→ **Figure record listings**:
-------

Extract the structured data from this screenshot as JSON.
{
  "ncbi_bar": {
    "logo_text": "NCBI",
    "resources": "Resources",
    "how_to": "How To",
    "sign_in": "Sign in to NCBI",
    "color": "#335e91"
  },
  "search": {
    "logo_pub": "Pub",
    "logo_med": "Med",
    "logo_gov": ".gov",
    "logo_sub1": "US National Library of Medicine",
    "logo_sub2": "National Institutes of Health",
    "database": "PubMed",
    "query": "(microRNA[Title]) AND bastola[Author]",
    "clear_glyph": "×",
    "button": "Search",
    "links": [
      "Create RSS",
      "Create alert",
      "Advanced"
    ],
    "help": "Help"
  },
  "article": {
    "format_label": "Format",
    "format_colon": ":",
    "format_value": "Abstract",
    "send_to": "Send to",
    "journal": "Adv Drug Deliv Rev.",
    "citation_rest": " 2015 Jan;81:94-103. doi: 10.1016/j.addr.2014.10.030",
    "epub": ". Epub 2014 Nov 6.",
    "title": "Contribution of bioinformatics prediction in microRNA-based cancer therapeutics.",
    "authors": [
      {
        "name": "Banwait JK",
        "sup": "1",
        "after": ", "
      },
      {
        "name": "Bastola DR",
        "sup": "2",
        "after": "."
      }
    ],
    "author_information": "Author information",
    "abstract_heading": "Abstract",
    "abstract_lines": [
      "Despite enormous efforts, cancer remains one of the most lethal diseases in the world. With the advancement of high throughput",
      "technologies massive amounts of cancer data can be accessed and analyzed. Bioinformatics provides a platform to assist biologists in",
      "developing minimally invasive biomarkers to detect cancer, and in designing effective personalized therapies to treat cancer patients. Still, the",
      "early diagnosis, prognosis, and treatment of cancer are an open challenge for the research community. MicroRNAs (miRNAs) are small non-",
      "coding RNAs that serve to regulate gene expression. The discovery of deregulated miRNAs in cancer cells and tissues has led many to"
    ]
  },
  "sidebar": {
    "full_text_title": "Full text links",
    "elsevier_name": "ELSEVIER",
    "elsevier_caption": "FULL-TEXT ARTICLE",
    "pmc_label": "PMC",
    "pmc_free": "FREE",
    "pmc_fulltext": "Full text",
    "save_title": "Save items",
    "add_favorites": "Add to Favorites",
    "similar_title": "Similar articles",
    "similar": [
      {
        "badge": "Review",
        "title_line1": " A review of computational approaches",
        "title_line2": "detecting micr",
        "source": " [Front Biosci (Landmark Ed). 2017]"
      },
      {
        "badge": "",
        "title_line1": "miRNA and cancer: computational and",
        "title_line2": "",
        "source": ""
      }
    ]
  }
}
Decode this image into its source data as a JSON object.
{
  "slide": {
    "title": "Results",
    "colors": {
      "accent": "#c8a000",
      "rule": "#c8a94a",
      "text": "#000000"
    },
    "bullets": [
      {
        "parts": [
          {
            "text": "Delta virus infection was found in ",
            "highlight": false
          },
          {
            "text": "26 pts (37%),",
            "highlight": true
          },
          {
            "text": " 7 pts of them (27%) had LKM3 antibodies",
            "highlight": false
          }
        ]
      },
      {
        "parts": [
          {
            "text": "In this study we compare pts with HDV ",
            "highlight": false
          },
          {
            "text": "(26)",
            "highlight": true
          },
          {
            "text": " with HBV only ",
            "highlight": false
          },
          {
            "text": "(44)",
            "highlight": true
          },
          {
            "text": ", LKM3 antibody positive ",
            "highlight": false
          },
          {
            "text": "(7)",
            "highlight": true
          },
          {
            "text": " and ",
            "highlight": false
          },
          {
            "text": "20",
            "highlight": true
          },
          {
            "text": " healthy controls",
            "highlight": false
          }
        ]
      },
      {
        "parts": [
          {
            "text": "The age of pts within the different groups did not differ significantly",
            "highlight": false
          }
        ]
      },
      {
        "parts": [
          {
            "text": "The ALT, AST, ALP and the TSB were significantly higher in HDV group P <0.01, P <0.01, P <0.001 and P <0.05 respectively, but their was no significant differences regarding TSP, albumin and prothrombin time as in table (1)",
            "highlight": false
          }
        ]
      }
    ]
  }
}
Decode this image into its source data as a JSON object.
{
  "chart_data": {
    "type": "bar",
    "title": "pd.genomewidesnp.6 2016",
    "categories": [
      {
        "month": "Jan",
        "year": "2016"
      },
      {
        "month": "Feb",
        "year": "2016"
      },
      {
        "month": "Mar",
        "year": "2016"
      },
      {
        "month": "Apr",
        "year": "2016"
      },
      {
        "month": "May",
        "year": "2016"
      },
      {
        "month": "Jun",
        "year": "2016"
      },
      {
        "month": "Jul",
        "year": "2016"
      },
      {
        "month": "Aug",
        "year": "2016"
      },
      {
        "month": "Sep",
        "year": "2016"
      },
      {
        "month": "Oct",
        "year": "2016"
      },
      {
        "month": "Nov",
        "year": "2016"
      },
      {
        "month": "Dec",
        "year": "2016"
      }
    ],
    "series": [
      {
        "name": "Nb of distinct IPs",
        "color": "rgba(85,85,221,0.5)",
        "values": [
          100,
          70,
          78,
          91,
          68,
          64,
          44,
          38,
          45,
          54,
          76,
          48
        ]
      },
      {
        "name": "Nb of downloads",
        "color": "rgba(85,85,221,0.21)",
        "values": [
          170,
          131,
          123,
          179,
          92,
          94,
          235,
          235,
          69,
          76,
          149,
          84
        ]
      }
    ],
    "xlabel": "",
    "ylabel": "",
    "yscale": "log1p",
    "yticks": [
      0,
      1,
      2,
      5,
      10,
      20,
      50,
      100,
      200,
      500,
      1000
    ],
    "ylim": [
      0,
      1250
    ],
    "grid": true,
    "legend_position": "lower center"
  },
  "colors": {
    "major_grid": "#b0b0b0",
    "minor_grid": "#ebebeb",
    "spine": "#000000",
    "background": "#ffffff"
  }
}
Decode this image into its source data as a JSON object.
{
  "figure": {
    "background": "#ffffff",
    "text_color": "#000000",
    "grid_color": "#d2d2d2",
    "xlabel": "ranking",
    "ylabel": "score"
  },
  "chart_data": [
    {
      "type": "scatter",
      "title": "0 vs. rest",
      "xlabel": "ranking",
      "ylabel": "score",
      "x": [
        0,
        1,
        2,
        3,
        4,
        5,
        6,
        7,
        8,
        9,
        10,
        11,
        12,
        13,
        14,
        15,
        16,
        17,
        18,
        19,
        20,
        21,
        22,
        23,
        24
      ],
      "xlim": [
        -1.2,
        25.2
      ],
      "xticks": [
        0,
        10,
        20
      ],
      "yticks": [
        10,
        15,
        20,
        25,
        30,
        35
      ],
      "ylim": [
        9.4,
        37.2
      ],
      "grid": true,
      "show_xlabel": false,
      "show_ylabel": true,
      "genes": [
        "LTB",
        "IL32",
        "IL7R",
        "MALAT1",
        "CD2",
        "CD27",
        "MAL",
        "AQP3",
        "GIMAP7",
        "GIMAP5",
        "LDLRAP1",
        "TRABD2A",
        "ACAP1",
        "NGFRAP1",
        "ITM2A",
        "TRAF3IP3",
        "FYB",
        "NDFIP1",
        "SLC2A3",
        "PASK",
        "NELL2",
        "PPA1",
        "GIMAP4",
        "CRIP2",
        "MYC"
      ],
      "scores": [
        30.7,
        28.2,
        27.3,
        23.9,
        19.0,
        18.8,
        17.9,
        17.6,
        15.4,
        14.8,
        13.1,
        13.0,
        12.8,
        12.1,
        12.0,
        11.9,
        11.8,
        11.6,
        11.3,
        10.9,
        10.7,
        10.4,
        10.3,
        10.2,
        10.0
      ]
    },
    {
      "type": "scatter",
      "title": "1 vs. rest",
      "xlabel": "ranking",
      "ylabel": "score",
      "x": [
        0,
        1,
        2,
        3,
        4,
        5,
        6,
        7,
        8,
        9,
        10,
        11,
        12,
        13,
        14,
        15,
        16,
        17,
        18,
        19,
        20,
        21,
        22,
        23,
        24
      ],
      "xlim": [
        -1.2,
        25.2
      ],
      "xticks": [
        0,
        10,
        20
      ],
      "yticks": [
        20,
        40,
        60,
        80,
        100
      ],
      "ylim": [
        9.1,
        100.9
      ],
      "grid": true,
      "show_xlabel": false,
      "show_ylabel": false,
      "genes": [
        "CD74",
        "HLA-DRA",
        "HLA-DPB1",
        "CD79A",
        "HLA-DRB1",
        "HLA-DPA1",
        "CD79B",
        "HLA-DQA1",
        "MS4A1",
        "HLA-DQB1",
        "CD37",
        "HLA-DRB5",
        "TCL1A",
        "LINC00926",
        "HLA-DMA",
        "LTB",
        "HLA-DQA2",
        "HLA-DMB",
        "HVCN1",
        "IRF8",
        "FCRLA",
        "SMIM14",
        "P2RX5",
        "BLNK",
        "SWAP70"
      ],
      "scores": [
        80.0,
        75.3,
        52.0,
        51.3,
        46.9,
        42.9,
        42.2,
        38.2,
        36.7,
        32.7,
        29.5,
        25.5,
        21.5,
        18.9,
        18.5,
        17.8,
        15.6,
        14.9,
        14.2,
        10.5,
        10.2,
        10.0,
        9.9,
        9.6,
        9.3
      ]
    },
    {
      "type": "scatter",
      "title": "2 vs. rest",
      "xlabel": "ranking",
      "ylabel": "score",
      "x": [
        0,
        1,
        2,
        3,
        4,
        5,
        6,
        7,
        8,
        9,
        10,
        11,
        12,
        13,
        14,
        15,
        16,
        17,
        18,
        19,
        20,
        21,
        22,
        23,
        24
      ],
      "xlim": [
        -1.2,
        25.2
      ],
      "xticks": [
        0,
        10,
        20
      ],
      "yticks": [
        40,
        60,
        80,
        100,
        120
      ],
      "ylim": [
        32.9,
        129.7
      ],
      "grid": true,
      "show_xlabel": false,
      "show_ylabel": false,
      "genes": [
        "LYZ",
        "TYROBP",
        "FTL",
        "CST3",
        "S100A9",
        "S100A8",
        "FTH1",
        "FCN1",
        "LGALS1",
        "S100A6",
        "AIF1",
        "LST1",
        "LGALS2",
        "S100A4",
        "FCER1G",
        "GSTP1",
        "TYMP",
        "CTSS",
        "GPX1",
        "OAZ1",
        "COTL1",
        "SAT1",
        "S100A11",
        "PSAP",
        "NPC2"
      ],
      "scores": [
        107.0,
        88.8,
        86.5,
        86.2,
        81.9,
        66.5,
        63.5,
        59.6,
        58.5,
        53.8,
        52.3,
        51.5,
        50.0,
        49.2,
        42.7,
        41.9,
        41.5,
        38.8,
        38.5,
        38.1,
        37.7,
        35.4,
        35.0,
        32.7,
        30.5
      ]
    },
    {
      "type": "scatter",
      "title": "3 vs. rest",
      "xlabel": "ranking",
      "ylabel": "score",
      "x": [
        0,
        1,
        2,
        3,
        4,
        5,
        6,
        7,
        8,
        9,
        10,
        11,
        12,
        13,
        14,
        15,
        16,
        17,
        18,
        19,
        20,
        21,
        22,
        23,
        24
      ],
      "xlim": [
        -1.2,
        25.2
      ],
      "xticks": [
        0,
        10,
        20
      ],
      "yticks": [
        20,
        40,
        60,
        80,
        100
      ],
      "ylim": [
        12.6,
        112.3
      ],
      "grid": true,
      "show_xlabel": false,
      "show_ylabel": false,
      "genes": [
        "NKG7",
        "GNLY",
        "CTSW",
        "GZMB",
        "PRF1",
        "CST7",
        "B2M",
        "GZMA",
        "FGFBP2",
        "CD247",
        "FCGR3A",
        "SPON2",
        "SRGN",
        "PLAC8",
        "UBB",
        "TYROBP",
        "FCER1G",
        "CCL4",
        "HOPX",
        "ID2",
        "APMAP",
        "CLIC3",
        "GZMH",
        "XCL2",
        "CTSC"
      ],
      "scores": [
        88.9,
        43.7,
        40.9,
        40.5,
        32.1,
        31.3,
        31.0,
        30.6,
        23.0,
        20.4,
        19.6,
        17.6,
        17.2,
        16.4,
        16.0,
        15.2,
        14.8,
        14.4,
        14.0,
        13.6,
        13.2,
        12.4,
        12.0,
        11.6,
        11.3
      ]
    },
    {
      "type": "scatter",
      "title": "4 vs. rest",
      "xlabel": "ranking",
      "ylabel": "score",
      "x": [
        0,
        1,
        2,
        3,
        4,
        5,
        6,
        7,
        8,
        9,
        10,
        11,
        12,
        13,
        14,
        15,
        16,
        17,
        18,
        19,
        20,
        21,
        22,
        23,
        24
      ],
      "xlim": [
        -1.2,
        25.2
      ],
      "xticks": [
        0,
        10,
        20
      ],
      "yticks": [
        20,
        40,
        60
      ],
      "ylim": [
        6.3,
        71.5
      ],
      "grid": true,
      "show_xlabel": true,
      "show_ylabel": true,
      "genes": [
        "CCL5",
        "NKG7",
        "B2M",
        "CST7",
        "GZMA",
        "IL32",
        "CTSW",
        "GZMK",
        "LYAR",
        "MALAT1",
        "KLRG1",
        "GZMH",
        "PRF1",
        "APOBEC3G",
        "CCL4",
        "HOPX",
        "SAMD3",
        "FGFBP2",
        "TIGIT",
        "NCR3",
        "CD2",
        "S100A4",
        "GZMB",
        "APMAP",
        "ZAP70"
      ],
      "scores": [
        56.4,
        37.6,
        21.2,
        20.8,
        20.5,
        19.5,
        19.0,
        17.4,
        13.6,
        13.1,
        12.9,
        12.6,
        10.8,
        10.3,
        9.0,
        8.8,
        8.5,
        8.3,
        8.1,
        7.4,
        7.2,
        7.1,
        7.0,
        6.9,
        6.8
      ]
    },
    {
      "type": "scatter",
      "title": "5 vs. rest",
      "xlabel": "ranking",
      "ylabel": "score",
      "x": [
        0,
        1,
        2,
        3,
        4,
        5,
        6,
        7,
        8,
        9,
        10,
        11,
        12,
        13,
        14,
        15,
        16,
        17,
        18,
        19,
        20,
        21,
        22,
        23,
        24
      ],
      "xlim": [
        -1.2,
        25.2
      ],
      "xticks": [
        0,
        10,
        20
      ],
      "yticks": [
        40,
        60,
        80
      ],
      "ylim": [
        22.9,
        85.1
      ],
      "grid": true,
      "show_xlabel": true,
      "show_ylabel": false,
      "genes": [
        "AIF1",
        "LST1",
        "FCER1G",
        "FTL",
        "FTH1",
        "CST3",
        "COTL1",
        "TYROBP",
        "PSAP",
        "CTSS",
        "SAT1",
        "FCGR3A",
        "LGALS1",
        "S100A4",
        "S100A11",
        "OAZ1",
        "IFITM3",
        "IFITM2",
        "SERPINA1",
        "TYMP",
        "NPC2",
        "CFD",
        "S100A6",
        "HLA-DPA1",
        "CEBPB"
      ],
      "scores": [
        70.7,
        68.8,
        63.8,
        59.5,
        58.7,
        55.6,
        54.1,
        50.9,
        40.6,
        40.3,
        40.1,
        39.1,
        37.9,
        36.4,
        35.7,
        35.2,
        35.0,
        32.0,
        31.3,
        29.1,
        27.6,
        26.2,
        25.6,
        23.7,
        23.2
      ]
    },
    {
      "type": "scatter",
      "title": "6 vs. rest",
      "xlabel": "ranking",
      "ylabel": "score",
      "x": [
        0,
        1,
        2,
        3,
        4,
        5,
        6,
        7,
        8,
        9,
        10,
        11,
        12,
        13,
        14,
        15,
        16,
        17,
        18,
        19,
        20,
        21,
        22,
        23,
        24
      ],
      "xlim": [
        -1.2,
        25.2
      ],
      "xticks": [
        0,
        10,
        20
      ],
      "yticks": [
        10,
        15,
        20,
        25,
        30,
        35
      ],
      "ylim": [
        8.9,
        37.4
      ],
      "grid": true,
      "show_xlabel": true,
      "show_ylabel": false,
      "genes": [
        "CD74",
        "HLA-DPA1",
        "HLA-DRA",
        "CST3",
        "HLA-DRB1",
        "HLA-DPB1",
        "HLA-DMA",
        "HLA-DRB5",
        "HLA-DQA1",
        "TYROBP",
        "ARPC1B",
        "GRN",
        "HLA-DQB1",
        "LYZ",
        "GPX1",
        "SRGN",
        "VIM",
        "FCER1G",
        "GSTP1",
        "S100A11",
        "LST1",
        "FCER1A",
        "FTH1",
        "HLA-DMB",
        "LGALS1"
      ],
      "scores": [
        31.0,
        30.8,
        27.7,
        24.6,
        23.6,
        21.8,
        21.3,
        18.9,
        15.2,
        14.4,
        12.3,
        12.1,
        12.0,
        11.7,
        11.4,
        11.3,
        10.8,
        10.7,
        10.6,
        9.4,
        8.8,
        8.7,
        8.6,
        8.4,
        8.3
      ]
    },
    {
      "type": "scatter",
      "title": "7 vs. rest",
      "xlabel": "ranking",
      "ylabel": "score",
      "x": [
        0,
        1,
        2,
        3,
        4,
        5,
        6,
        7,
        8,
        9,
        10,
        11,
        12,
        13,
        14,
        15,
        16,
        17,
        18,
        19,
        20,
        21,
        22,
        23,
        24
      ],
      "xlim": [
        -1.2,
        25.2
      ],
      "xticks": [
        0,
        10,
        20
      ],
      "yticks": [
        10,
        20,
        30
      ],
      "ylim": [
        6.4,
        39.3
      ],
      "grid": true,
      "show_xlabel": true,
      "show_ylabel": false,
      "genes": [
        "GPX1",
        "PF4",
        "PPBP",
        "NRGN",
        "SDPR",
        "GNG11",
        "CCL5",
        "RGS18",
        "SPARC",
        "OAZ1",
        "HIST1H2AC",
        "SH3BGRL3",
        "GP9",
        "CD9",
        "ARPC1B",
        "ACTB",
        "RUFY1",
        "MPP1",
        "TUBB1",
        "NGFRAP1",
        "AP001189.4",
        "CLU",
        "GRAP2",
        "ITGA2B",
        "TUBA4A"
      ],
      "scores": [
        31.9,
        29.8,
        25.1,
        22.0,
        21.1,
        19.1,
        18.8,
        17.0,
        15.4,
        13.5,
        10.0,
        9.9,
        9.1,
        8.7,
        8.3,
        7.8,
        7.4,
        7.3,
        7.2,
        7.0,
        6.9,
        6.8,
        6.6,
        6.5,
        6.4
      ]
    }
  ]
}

-------

→ **WHAT YOU WILL DO**: Lines containing the word "significantly": copy every one of them from the records above.

→ **YOUR RESPONSE**:
            "text": "The age of pts within the different groups did not differ significantly",
            "text": "The ALT, AST, ALP and the TSB were significantly higher in HDV group P <0.01, P <0.01, P <0.001 and P <0.05 respectively, but their was no significant differences regarding TSP, albumin and prothrombin time as in table (1)",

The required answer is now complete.